[Data entries]
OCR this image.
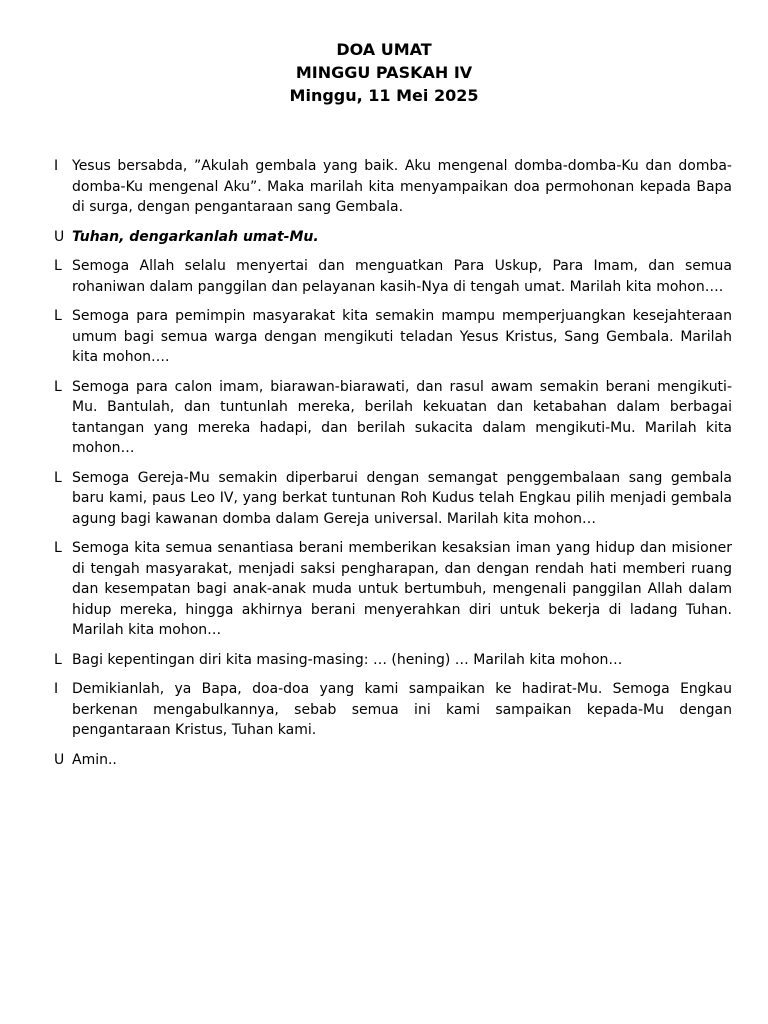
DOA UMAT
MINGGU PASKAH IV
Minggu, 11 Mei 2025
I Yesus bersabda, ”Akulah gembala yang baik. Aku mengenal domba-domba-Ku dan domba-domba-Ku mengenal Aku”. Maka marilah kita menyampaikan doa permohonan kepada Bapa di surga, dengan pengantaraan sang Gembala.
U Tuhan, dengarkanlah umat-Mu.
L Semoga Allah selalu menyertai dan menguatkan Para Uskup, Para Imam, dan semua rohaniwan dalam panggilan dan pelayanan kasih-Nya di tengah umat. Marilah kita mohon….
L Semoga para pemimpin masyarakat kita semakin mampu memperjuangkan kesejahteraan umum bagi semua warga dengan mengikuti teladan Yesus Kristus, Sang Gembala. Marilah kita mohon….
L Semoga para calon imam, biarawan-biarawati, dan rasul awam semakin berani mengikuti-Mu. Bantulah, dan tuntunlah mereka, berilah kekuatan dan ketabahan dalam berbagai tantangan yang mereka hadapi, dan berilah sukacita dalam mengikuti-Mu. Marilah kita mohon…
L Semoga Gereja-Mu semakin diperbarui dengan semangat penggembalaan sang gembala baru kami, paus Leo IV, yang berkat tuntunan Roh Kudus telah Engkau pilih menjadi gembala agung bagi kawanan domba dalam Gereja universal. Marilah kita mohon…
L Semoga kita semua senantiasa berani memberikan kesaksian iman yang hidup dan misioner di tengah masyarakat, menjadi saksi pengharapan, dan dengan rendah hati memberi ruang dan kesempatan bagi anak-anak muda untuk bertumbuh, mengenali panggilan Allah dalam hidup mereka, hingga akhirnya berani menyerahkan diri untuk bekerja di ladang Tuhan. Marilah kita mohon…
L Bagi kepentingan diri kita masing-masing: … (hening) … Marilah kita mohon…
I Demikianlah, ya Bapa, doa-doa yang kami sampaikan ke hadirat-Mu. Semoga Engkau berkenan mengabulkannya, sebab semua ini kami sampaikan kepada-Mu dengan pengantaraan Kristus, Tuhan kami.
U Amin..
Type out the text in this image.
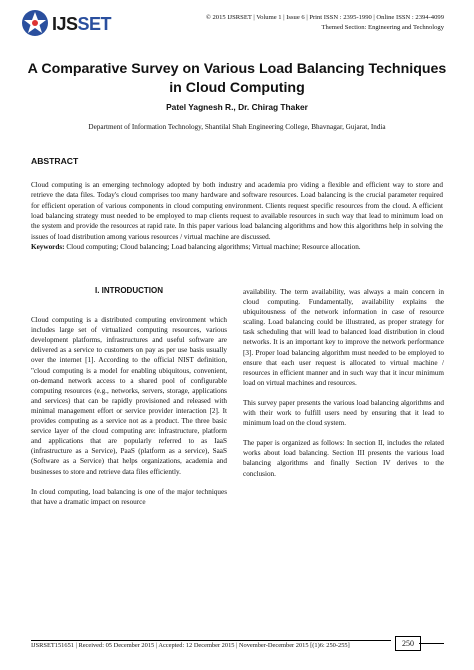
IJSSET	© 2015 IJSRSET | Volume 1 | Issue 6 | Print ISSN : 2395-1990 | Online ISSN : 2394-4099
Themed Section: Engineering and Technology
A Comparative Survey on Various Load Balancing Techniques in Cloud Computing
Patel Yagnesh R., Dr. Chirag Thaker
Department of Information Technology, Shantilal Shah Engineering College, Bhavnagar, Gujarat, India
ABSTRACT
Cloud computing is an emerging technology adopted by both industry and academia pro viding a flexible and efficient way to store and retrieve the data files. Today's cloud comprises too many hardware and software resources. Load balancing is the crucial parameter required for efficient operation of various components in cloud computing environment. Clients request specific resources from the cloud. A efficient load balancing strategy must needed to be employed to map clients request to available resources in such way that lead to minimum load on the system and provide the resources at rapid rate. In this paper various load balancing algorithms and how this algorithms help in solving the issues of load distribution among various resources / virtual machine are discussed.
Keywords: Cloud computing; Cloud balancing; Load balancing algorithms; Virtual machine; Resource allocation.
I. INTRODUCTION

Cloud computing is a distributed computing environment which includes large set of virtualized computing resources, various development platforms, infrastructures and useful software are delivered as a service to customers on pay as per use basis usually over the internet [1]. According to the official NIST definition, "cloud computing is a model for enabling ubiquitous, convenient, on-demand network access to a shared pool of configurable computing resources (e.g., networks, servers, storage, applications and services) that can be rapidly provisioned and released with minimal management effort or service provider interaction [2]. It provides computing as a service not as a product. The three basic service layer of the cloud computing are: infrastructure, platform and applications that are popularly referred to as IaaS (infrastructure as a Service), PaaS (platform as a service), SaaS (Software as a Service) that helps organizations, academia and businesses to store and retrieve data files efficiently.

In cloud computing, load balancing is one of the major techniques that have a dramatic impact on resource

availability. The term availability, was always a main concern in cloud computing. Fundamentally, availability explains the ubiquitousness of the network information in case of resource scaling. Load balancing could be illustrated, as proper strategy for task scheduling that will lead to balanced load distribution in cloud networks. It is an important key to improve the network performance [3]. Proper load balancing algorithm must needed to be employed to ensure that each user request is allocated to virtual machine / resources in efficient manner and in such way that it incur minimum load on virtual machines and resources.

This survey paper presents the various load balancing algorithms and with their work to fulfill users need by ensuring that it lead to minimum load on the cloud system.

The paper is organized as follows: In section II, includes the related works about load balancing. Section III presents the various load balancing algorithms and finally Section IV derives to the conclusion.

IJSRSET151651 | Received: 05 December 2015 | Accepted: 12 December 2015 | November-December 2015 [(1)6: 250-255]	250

**Exercise brief**
Search the entries for the word "Section" and pick out every line that holds it.

**Exercise output**
Themed Section: Engineering and Technology
The paper is organized as follows: In section II, includes the related works about load balancing. Section III presents the various load balancing algorithms and finally Section IV derives to the conclusion.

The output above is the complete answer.